* WRITTEN REQUEST A *
Transcribe the stretch from "Thankfully, no whining" through "saturated fat beckons!" in the blog post about flying home from Alaska to Louisiana.

* EXTRACT PROVIDED *
↓
Well, Nuggeteers your After Dinner Mintz comes to you on a Tuesday this week b/c ol’ Curtísimo had a busy Sunday of chores & packing before traveling all day yesterday from his great white North refuge of Winterfell-Anchorage back down to humid, yet cool for its clime, Louisiana yesterday.  Alaska to east of the Mississipp’ in one day is a long trip, fellas & fellettes, lemme tell ya.

Thankfully, no whining babies or stuck in the upright position seats on the plane this time.  Although the 1st leg of the trip to Minneapolis was full up with the last batch of the annoying 50 & 60-something glacier-gawkers from the Midwest complete with their odd, stale powdery smell & awkward almost uncoordinated gaits pestering the flight attendants every 10 minutes or so with some asinine question.  I especially liked the obese lady & her waddling, penguin locomotion that was so concerned with the lack of time to reach her connecting flight that she immediately zoomed into the 15 deep line at Mickey D’s on her way through the airport terminal.  Sorry connecting flight, the sweet siren call of super, saturated fat beckons!
↑
* WRITTEN REQUEST B *
In the records, rewrite the stretch from the line containing "avatar[interactable]: [296, 527, 348, 579]" through the line containing "y2-tick-label: 0: [1126, 536, 1134, 550]", swapping "line-point" for "data-point" and changing nothing else. Return only those lines.

* DATA EXTRACT *
↓
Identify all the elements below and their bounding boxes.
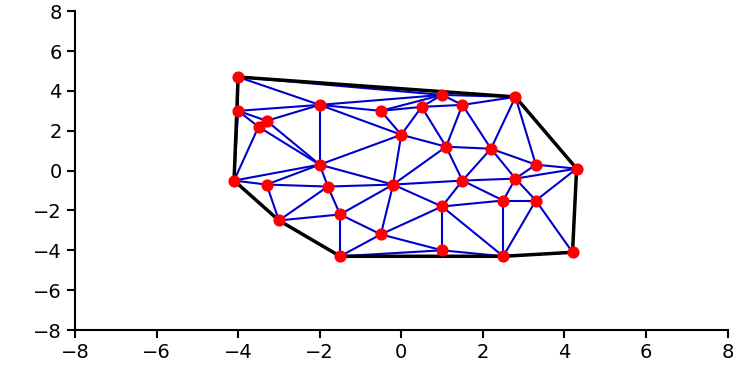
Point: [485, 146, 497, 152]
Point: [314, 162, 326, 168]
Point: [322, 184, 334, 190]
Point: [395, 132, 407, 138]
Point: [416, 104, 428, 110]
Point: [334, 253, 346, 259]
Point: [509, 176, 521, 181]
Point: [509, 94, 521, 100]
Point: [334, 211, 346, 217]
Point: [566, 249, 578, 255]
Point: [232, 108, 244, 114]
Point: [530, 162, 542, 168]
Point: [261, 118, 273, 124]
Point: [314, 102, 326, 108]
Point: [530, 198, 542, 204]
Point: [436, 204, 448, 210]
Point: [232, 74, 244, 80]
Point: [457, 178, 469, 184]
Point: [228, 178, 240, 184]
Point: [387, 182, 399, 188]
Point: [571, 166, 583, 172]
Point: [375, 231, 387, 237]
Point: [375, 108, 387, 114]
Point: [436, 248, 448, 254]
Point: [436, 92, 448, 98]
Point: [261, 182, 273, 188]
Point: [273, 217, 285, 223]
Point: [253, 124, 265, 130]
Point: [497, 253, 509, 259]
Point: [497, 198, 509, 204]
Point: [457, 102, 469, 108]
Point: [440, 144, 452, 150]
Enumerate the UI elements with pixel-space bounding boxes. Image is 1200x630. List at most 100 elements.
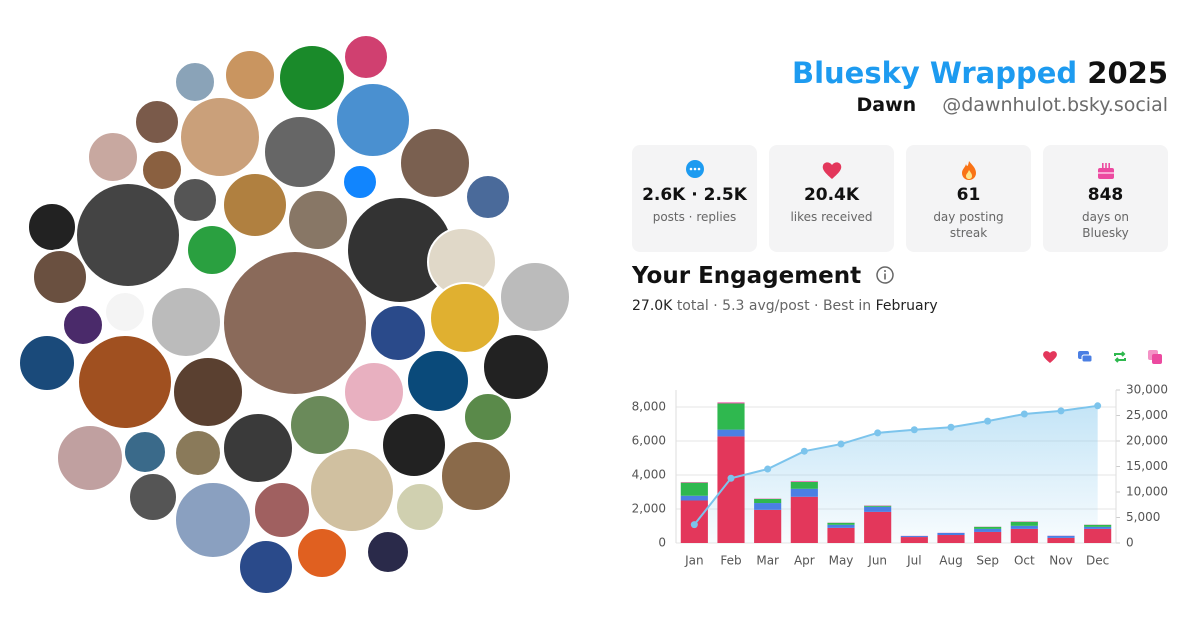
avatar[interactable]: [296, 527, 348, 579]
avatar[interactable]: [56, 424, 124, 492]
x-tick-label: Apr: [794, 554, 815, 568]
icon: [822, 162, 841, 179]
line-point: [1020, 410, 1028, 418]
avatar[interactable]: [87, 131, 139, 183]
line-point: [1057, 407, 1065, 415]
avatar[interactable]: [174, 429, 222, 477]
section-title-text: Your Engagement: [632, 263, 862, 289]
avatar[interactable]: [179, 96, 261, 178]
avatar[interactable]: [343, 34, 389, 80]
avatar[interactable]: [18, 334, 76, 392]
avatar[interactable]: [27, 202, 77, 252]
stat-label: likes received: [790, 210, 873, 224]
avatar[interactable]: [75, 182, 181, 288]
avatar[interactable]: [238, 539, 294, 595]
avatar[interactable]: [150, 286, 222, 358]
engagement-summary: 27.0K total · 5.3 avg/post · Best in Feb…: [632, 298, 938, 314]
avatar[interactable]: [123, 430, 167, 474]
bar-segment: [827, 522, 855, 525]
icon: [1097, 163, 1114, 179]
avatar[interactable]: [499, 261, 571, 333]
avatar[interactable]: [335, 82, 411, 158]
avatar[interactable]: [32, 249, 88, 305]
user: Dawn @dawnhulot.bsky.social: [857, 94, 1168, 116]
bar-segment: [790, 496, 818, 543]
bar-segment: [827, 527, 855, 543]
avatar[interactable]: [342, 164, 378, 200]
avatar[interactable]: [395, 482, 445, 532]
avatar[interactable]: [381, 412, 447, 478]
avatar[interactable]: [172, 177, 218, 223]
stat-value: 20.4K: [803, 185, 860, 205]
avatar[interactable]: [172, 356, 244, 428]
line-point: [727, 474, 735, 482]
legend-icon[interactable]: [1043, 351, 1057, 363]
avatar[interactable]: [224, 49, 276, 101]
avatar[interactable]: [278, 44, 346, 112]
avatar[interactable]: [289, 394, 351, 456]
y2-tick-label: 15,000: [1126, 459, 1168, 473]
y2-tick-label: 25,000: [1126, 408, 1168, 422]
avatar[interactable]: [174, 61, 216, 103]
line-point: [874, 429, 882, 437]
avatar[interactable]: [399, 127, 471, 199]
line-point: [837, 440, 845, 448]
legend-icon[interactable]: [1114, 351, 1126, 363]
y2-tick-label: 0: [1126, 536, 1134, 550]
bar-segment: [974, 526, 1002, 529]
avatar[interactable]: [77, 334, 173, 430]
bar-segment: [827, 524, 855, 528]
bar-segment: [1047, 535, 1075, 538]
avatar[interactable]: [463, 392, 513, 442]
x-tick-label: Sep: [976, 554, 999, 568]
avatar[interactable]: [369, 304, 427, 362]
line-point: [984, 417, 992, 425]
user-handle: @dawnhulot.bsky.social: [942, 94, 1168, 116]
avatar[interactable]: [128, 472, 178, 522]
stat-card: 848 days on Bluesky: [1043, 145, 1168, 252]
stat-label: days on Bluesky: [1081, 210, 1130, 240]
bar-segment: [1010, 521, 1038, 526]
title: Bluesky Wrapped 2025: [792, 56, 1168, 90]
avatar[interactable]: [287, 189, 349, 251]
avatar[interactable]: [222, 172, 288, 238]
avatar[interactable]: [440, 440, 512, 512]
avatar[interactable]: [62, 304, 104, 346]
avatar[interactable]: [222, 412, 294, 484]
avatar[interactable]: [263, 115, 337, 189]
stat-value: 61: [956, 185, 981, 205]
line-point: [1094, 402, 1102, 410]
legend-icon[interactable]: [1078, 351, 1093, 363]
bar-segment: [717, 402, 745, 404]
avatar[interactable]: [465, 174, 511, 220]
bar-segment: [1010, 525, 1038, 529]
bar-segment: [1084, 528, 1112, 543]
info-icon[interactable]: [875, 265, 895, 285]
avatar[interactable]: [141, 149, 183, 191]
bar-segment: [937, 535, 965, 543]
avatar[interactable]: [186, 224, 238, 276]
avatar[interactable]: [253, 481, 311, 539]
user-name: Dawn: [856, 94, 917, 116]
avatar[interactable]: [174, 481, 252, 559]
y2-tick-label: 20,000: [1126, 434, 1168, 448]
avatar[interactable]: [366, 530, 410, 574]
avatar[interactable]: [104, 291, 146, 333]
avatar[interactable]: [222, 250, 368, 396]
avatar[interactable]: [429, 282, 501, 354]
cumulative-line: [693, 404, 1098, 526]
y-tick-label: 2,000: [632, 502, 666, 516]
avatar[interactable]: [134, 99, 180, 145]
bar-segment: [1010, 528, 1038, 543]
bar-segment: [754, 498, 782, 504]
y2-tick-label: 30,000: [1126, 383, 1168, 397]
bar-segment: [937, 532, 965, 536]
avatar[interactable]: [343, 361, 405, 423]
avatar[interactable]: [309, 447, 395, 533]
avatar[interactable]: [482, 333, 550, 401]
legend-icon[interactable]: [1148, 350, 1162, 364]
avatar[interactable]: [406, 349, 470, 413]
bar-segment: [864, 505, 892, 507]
↑
* WORKED ANSWER A *
Thankfully, no whining babies or stuck in the upright position seats on the plane this time.  Although the 1st leg of the trip to Minneapolis was full up with the last batch of the annoying 50 & 60-something glacier-gawkers from the Midwest complete with their odd, stale powdery smell & awkward almost uncoordinated gaits pestering the flight attendants every 10 minutes or so with some asinine question.  I especially liked the obese lady & her waddling, penguin locomotion that was so concerned with the lack of time to reach her connecting flight that she immediately zoomed into the 15 deep line at Mickey D’s on her way through the airport terminal.  Sorry connecting flight, the sweet siren call of super, saturated fat beckons!

* WORKED ANSWER B *
avatar[interactable]: [296, 527, 348, 579]
avatar[interactable]: [56, 424, 124, 492]
x-tick-label: Apr: [794, 554, 815, 568]
icon: [822, 162, 841, 179]
data-point: [1020, 410, 1028, 418]
avatar[interactable]: [87, 131, 139, 183]
data-point: [1057, 407, 1065, 415]
avatar[interactable]: [174, 429, 222, 477]
section-title-text: Your Engagement: [632, 263, 862, 289]
avatar[interactable]: [179, 96, 261, 178]
avatar[interactable]: [343, 34, 389, 80]
avatar[interactable]: [18, 334, 76, 392]
avatar[interactable]: [27, 202, 77, 252]
stat-label: likes received: [790, 210, 873, 224]
avatar[interactable]: [75, 182, 181, 288]
avatar[interactable]: [238, 539, 294, 595]
avatar[interactable]: [150, 286, 222, 358]
engagement-summary: 27.0K total · 5.3 avg/post · Best in Feb…: [632, 298, 938, 314]
avatar[interactable]: [123, 430, 167, 474]
bar-segment: [827, 522, 855, 525]
icon: [1097, 163, 1114, 179]
avatar[interactable]: [499, 261, 571, 333]
avatar[interactable]: [335, 82, 411, 158]
avatar[interactable]: [32, 249, 88, 305]
user: Dawn @dawnhulot.bsky.social: [857, 94, 1168, 116]
bar-segment: [790, 496, 818, 543]
bar-segment: [827, 527, 855, 543]
avatar[interactable]: [342, 164, 378, 200]
avatar[interactable]: [395, 482, 445, 532]
avatar[interactable]: [381, 412, 447, 478]
avatar[interactable]: [172, 177, 218, 223]
stat-value: 20.4K: [803, 185, 860, 205]
avatar[interactable]: [172, 356, 244, 428]
data-point: [727, 474, 735, 482]
legend-icon[interactable]: [1043, 351, 1057, 363]
avatar[interactable]: [224, 49, 276, 101]
avatar[interactable]: [278, 44, 346, 112]
avatar[interactable]: [289, 394, 351, 456]
y2-tick-label: 15,000: [1126, 459, 1168, 473]
y2-tick-label: 25,000: [1126, 408, 1168, 422]
avatar[interactable]: [174, 61, 216, 103]
data-point: [874, 429, 882, 437]
avatar[interactable]: [399, 127, 471, 199]
data-point: [837, 440, 845, 448]
legend-icon[interactable]: [1114, 351, 1126, 363]
y2-tick-label: 0: [1126, 536, 1134, 550]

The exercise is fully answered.